• _Your instructions_:
Count lines with the string "name" in them. State the number alone.

— start Listed entries —

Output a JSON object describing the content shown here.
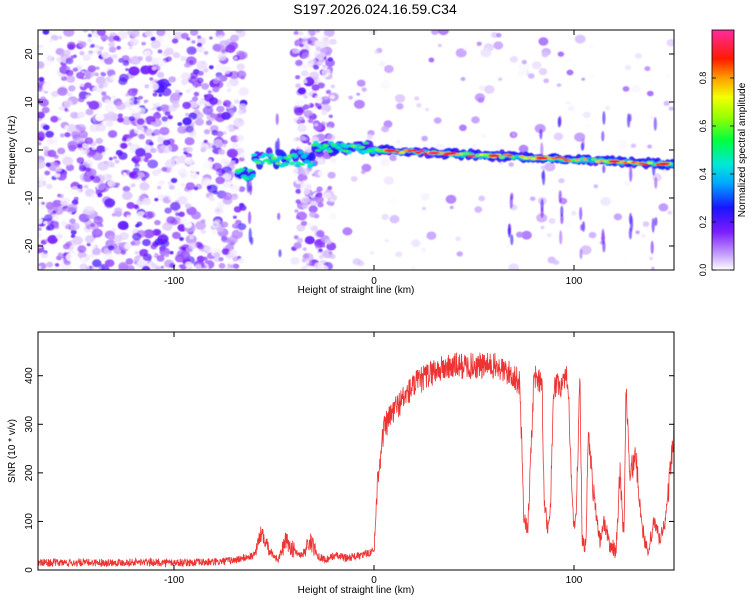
{
  "title": "S197.2026.024.16.59.C34",
  "chart_data": [
    {
      "type": "heatmap",
      "xlabel": "Height of straight line (km)",
      "ylabel": "Frequency (Hz)",
      "xlim": [
        -168,
        150
      ],
      "ylim": [
        -25,
        25
      ],
      "xticks": [
        -100,
        0,
        100
      ],
      "yticks": [
        20,
        10,
        0,
        -10,
        -20
      ],
      "colorbar": {
        "label": "Normalized spectral amplitude",
        "range": [
          0,
          1
        ],
        "ticks": [
          "0.0",
          "0.2",
          "0.4",
          "0.6",
          "0.8"
        ]
      },
      "features": [
        {
          "name": "noise-field",
          "x_range": [
            -168,
            -65
          ],
          "f_range": [
            -25,
            25
          ]
        },
        {
          "name": "noise-band",
          "x_range": [
            -40,
            -20
          ],
          "f_range": [
            -25,
            25
          ]
        },
        {
          "name": "tone-track",
          "x_range": [
            -68,
            150
          ],
          "f_start": -5,
          "f_end": -3,
          "peak_amplitude": 1.0
        }
      ]
    },
    {
      "type": "line",
      "xlabel": "Height of straight line (km)",
      "ylabel": "SNR (10 * v/v)",
      "xlim": [
        -168,
        150
      ],
      "ylim": [
        0,
        490
      ],
      "xticks": [
        -100,
        0,
        100
      ],
      "yticks": [
        0,
        100,
        200,
        300,
        400
      ],
      "series": [
        {
          "name": "SNR",
          "color": "#ee3333",
          "x": [
            -168,
            -150,
            -120,
            -100,
            -80,
            -70,
            -60,
            -56,
            -52,
            -48,
            -44,
            -40,
            -36,
            -32,
            -28,
            -24,
            -20,
            -14,
            -6,
            0,
            2,
            5,
            10,
            20,
            30,
            40,
            50,
            60,
            70,
            73,
            75,
            77,
            80,
            84,
            85,
            87,
            88,
            90,
            95,
            97,
            99,
            100,
            101,
            103,
            104,
            106,
            107,
            110,
            113,
            115,
            118,
            121,
            123,
            125,
            126,
            128,
            131,
            134,
            137,
            140,
            143,
            146,
            150
          ],
          "values": [
            15,
            15,
            16,
            15,
            16,
            20,
            30,
            80,
            40,
            20,
            60,
            40,
            30,
            60,
            30,
            20,
            30,
            25,
            30,
            40,
            200,
            290,
            330,
            380,
            410,
            420,
            420,
            420,
            400,
            380,
            100,
            90,
            400,
            390,
            150,
            80,
            100,
            380,
            380,
            400,
            150,
            80,
            100,
            400,
            60,
            50,
            280,
            150,
            60,
            100,
            50,
            40,
            200,
            60,
            380,
            200,
            230,
            90,
            30,
            100,
            60,
            110,
            290
          ]
        }
      ]
    }
  ]
}
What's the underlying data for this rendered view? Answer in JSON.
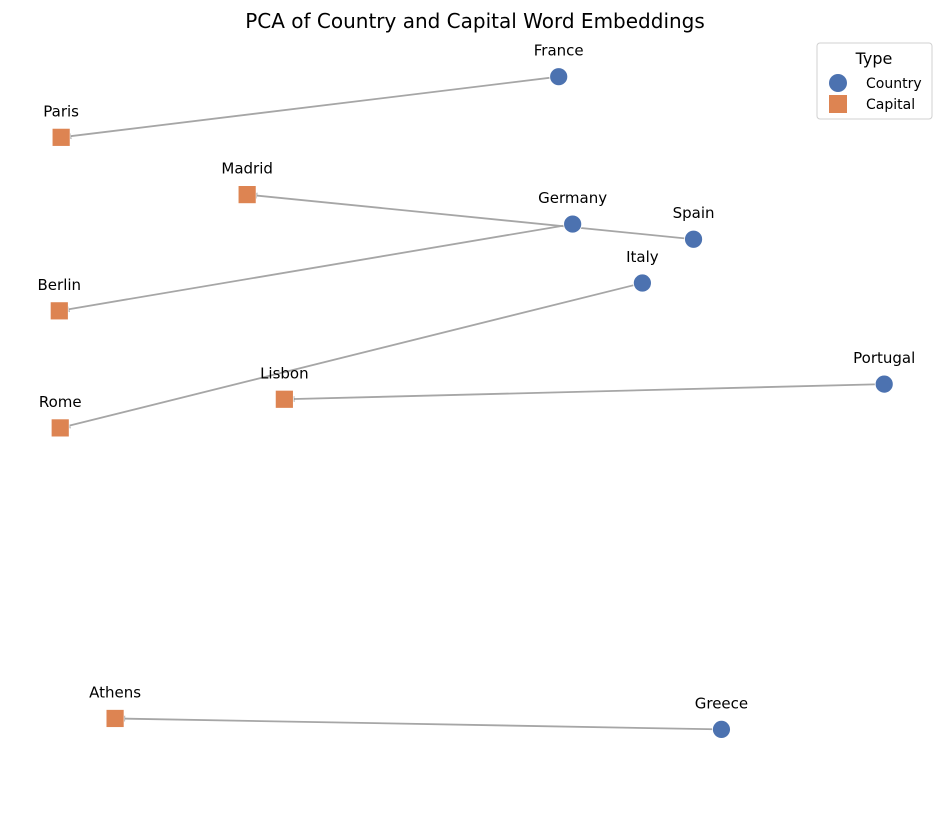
{
  "chart_data": {
    "type": "scatter",
    "title": "PCA of Country and Capital Word Embeddings",
    "xlabel": "",
    "ylabel": "",
    "axes_visible": false,
    "grid": false,
    "xlim": [
      -0.4,
      9.6
    ],
    "ylim": [
      -8.6,
      0.4
    ],
    "legend": {
      "title": "Type",
      "placement": "top-right",
      "entries": [
        {
          "name": "Country",
          "marker": "circle",
          "color": "#4c72b0"
        },
        {
          "name": "Capital",
          "marker": "square",
          "color": "#dd8452"
        }
      ]
    },
    "series": [
      {
        "name": "Country",
        "marker": "circle",
        "color": "#4c72b0",
        "points": [
          {
            "label": "France",
            "x": 5.5,
            "y": 0.0
          },
          {
            "label": "Germany",
            "x": 5.65,
            "y": -1.75
          },
          {
            "label": "Spain",
            "x": 6.95,
            "y": -1.93
          },
          {
            "label": "Italy",
            "x": 6.4,
            "y": -2.45
          },
          {
            "label": "Portugal",
            "x": 9.0,
            "y": -3.65
          },
          {
            "label": "Greece",
            "x": 7.25,
            "y": -7.75
          }
        ]
      },
      {
        "name": "Capital",
        "marker": "square",
        "color": "#dd8452",
        "points": [
          {
            "label": "Paris",
            "x": 0.15,
            "y": -0.72
          },
          {
            "label": "Madrid",
            "x": 2.15,
            "y": -1.4
          },
          {
            "label": "Berlin",
            "x": 0.13,
            "y": -2.78
          },
          {
            "label": "Rome",
            "x": 0.14,
            "y": -4.17
          },
          {
            "label": "Lisbon",
            "x": 2.55,
            "y": -3.83
          },
          {
            "label": "Athens",
            "x": 0.73,
            "y": -7.62
          }
        ]
      }
    ],
    "links": [
      {
        "from": "France",
        "to": "Paris"
      },
      {
        "from": "Germany",
        "to": "Berlin"
      },
      {
        "from": "Spain",
        "to": "Madrid"
      },
      {
        "from": "Italy",
        "to": "Rome"
      },
      {
        "from": "Portugal",
        "to": "Lisbon"
      },
      {
        "from": "Greece",
        "to": "Athens"
      }
    ],
    "link_color": "#a6a6a6"
  }
}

— end Listed entries —

• _Task output_:
8